»»
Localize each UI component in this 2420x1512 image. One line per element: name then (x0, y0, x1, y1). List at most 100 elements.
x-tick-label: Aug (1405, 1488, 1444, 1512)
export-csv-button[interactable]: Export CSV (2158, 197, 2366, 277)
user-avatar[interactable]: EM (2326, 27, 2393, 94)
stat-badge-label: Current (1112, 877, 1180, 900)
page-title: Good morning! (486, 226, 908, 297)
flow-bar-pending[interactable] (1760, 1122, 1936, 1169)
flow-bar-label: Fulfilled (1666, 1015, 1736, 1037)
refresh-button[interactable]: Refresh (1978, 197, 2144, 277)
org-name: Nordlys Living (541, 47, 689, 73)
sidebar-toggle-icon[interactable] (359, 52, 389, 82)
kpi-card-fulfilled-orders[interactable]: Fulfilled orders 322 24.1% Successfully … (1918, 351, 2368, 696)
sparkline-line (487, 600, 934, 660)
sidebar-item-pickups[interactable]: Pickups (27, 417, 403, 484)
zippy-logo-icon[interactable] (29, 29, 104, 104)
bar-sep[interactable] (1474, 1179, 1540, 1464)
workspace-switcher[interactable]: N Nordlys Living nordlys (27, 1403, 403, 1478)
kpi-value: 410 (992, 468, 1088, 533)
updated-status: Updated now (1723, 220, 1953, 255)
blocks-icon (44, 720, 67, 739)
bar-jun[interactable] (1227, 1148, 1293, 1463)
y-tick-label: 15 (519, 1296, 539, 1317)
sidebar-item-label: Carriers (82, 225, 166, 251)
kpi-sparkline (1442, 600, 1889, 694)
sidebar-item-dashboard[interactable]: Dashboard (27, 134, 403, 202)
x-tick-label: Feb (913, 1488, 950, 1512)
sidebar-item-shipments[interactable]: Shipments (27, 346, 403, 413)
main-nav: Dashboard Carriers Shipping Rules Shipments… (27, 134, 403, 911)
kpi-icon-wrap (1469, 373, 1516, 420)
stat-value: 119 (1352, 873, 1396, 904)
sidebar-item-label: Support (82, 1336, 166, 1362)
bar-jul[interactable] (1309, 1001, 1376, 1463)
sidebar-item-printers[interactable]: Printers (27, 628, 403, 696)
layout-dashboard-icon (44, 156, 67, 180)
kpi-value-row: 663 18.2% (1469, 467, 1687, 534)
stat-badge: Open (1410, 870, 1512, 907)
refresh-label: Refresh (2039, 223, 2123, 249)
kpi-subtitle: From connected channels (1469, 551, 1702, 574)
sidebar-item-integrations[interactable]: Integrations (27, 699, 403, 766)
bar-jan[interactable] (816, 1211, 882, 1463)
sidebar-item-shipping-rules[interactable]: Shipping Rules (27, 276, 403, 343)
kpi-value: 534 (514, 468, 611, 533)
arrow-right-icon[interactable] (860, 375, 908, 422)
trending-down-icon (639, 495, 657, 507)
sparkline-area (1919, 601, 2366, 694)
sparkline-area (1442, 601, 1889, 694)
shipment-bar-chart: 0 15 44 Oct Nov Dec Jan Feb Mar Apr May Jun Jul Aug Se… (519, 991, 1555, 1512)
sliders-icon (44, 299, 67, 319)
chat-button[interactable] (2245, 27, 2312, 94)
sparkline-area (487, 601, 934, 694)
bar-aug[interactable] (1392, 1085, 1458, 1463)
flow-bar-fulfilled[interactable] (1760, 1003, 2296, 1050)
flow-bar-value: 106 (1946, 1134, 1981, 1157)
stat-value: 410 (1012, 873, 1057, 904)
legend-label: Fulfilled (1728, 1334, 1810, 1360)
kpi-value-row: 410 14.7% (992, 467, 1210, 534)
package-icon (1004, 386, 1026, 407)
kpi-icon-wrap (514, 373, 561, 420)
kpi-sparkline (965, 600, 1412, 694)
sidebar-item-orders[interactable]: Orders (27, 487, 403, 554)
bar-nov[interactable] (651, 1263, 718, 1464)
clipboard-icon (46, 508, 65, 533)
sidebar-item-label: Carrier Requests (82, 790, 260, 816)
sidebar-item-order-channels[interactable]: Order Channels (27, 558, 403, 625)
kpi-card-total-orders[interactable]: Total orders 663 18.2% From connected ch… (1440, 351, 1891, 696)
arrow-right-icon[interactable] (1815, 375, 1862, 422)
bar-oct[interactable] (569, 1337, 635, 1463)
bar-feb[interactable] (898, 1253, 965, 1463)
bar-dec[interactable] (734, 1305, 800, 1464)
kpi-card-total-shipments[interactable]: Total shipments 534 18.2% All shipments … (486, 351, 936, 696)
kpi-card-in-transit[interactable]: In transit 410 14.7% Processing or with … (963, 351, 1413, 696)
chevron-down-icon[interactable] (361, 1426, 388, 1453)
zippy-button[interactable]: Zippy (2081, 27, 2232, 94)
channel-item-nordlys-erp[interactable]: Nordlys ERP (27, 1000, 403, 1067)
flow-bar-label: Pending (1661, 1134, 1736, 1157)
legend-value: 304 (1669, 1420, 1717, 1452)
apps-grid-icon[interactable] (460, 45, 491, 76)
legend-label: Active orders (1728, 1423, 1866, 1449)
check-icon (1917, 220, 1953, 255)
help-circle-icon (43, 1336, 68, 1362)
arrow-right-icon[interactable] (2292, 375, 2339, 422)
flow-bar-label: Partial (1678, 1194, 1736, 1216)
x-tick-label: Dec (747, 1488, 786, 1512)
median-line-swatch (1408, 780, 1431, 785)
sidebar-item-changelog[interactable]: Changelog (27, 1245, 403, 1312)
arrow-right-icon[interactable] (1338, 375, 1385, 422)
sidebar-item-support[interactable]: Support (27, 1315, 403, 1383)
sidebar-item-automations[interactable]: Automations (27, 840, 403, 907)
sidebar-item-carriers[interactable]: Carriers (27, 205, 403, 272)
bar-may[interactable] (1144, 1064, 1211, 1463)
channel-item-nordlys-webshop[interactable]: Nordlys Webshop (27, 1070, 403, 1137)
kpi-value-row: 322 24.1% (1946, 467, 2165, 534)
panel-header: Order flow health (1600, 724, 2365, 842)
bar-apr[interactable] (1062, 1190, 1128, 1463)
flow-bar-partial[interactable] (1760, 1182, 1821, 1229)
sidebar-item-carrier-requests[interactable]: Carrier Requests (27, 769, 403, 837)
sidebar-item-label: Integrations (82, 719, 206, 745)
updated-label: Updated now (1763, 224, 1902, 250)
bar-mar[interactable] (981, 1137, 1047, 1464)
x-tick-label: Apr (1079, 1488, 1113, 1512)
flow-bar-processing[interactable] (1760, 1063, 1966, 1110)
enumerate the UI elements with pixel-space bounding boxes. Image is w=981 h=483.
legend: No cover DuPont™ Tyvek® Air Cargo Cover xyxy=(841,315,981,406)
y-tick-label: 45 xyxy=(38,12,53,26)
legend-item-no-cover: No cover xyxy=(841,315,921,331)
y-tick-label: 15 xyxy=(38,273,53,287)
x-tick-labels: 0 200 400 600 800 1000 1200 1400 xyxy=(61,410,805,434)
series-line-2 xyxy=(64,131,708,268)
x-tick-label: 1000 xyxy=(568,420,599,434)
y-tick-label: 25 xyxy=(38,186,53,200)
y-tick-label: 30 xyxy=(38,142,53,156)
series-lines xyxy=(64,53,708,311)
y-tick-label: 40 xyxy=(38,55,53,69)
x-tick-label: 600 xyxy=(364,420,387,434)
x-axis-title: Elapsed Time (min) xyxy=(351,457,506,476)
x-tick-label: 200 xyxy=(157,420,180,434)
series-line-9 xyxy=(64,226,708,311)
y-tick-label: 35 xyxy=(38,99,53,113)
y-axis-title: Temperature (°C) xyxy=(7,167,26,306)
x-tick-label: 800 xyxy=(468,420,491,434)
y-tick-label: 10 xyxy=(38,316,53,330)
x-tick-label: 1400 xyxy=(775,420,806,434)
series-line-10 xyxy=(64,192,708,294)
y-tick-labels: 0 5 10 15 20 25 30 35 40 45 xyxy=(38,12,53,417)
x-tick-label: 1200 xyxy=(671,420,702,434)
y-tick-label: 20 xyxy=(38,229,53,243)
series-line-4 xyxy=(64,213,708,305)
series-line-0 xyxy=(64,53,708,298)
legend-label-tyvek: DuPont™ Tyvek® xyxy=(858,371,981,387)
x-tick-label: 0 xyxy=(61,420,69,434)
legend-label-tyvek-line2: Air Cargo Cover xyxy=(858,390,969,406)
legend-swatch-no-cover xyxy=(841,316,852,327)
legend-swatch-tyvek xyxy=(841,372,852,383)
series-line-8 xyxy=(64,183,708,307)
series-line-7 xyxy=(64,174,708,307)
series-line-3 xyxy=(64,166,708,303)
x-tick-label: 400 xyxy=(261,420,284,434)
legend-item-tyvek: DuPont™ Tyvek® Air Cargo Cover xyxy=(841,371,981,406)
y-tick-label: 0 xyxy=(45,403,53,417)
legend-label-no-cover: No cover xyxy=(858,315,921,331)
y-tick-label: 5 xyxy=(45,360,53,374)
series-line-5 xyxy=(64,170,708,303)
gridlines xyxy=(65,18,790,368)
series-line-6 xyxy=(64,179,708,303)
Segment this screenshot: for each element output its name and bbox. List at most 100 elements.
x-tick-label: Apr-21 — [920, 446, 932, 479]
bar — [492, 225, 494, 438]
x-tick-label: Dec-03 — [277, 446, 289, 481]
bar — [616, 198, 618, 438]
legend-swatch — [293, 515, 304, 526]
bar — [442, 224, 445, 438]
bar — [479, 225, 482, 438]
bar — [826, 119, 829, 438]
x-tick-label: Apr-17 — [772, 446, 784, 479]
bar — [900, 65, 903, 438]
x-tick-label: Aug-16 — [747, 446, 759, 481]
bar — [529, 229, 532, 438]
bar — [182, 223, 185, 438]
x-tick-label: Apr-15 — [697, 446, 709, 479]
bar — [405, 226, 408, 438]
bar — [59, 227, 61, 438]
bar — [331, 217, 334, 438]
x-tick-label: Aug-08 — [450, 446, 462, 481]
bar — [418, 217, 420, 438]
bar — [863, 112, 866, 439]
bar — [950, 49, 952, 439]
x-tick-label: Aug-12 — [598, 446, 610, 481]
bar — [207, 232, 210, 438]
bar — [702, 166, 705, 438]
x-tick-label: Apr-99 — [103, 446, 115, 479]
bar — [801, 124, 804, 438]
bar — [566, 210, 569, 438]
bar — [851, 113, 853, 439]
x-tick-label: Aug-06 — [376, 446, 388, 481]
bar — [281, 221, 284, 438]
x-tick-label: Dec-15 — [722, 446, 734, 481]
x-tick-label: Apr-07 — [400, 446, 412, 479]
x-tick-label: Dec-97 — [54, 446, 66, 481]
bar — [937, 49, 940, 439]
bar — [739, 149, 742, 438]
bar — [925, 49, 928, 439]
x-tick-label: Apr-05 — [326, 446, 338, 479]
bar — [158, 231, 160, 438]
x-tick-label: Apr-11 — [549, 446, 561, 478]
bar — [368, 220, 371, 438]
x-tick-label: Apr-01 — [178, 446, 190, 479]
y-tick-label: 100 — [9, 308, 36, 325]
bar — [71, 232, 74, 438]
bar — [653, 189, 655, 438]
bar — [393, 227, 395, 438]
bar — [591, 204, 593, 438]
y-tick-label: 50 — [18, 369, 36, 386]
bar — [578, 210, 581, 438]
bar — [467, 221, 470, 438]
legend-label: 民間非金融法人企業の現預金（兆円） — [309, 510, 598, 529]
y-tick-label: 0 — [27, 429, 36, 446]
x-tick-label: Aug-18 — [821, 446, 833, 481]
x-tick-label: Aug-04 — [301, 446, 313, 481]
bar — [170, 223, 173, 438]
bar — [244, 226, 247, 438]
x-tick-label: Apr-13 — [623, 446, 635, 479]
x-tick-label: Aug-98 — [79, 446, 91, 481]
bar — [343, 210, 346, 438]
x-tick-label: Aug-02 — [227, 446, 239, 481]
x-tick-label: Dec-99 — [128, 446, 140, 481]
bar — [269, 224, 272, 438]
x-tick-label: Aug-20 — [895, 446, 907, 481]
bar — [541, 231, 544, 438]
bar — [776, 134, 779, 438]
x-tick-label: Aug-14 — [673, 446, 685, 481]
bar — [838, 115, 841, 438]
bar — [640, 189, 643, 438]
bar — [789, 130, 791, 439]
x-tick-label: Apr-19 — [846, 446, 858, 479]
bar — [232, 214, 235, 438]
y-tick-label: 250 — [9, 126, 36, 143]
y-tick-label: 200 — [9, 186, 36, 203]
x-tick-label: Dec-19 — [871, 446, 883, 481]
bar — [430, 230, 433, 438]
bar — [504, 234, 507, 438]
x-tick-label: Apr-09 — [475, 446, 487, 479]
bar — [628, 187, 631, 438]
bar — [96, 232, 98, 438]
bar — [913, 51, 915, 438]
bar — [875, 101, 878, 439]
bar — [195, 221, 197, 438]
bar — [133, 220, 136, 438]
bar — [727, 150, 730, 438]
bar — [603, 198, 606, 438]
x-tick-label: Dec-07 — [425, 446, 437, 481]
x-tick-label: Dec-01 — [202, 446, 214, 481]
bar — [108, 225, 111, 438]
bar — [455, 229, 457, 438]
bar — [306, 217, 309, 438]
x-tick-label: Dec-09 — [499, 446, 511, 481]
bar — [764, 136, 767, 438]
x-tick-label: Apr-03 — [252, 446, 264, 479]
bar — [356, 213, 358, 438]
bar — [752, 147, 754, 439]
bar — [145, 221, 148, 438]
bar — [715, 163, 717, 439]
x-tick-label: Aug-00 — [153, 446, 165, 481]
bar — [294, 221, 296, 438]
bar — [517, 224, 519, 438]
««
**Directions**:
Please pull out the lines of the records above, starting at the first line and ending at the line containing "sidebar-toggle-icon[interactable] (359, 52, 389, 82)". Include both of those lines, and copy every line without any change.

**Exercise solution**:
Localize each UI component in this 2420x1512 image. One line per element: name then (x0, y0, x1, y1). List at most 100 elements.
x-tick-label: Aug (1405, 1488, 1444, 1512)
export-csv-button[interactable]: Export CSV (2158, 197, 2366, 277)
user-avatar[interactable]: EM (2326, 27, 2393, 94)
stat-badge-label: Current (1112, 877, 1180, 900)
page-title: Good morning! (486, 226, 908, 297)
flow-bar-pending[interactable] (1760, 1122, 1936, 1169)
flow-bar-label: Fulfilled (1666, 1015, 1736, 1037)
refresh-button[interactable]: Refresh (1978, 197, 2144, 277)
org-name: Nordlys Living (541, 47, 689, 73)
sidebar-toggle-icon[interactable] (359, 52, 389, 82)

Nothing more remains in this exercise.